EXERCISE TASK:
Note each line of the listing that contains the string "head", and copy it.

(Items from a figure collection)
________________________________________
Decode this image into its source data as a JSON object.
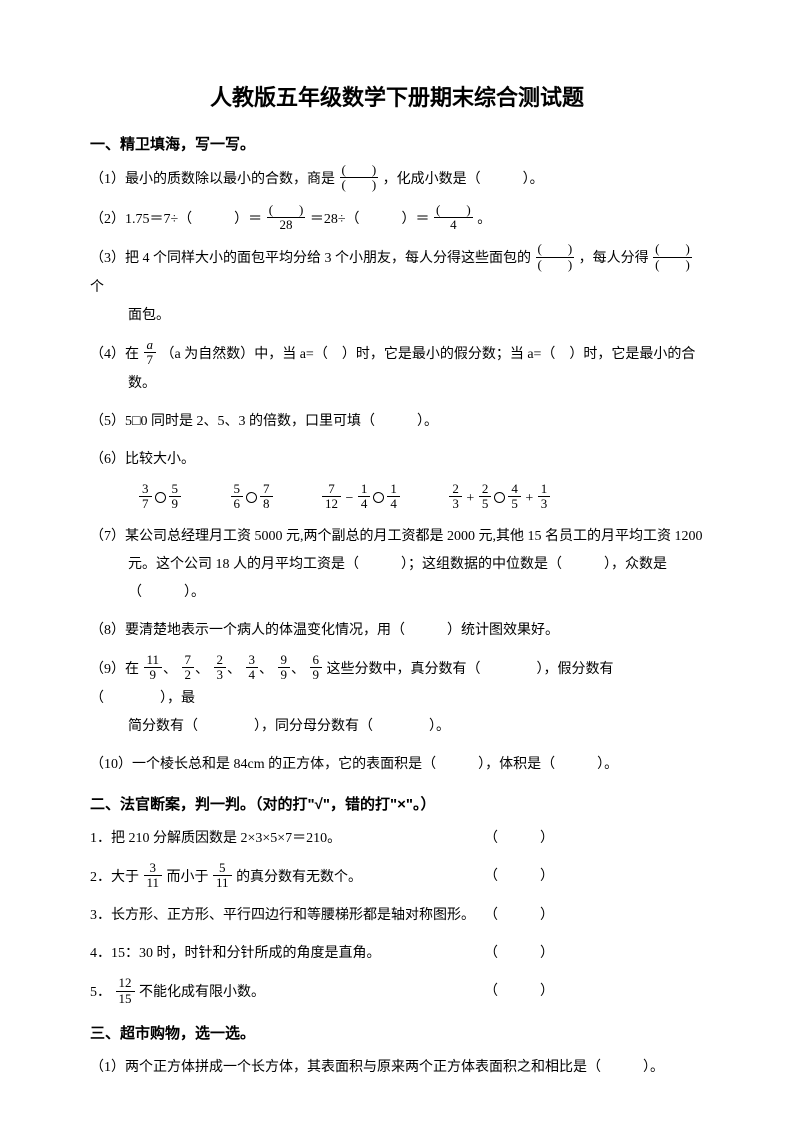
{
  "title": "人教版五年级数学下册期末综合测试题",
  "s1": {
    "head": "一、精卫填海，写一写。",
    "q1a": "（1）最小的质数除以最小的合数，商是",
    "q1b": "，化成小数是（　　　）。",
    "q2a": "（2）1.75＝7÷（　　　）＝",
    "q2b": "＝28÷（　　　）＝",
    "q2c": "。",
    "q3a": "（3）把 4 个同样大小的面包平均分给 3 个小朋友，每人分得这些面包的",
    "q3b": "，每人分得",
    "q3c": "个",
    "q3d": "面包。",
    "q4a": "（4）在",
    "q4b": "（a 为自然数）中，当 a=（　）时，它是最小的假分数；当 a=（　）时，它是最小的合",
    "q4c": "数。",
    "q5": "（5）5□0 同时是 2、5、3 的倍数，口里可填（　　　）。",
    "q6": "（6）比较大小。",
    "q7a": "（7）某公司总经理月工资 5000 元,两个副总的月工资都是 2000 元,其他 15 名员工的月平均工资 1200",
    "q7b": "元。这个公司 18 人的月平均工资是（　　　）；这组数据的中位数是（　　　），众数是",
    "q7c": "（　　　）。",
    "q8": "（8）要清楚地表示一个病人的体温变化情况，用（　　　）统计图效果好。",
    "q9a": "（9）在",
    "q9b": "这些分数中，真分数有（　　　　），假分数有（　　　　），最",
    "q9c": "简分数有（　　　　），同分母分数有（　　　　）。",
    "q10": "（10）一个棱长总和是 84cm 的正方体，它的表面积是（　　　），体积是（　　　）。"
  },
  "s2": {
    "head": "二、法官断案，判一判。（对的打\"√\"，错的打\"×\"。）",
    "q1": "1．把 210 分解质因数是 2×3×5×7＝210。",
    "q2a": "2．大于",
    "q2b": "而小于",
    "q2c": "的真分数有无数个。",
    "q3": "3．长方形、正方形、平行四边行和等腰梯形都是轴对称图形。",
    "q4": "4．15：30 时，时针和分针所成的角度是直角。",
    "q5a": "5．",
    "q5b": "不能化成有限小数。",
    "paren": "（　　　）"
  },
  "s3": {
    "head": "三、超市购物，选一选。",
    "q1": "（1）两个正方体拼成一个长方体，其表面积与原来两个正方体表面积之和相比是（　　　）。"
  },
  "fr": {
    "paren": "(　　)",
    "blank28": "28",
    "blank4": "4",
    "a": "a",
    "n7": "7",
    "n3": "3",
    "n5": "5",
    "n9": "9",
    "n6": "6",
    "n8": "8",
    "n12": "12",
    "n1": "1",
    "n4": "4",
    "n2": "2",
    "n11": "11",
    "n15": "15",
    "sep": "、"
  }
}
________________________________________
TASK OUTPUT:
    "head": "一、精卫填海，写一写。",
    "head": "二、法官断案，判一判。（对的打\"√\"，错的打\"×\"。）",
    "head": "三、超市购物，选一选。",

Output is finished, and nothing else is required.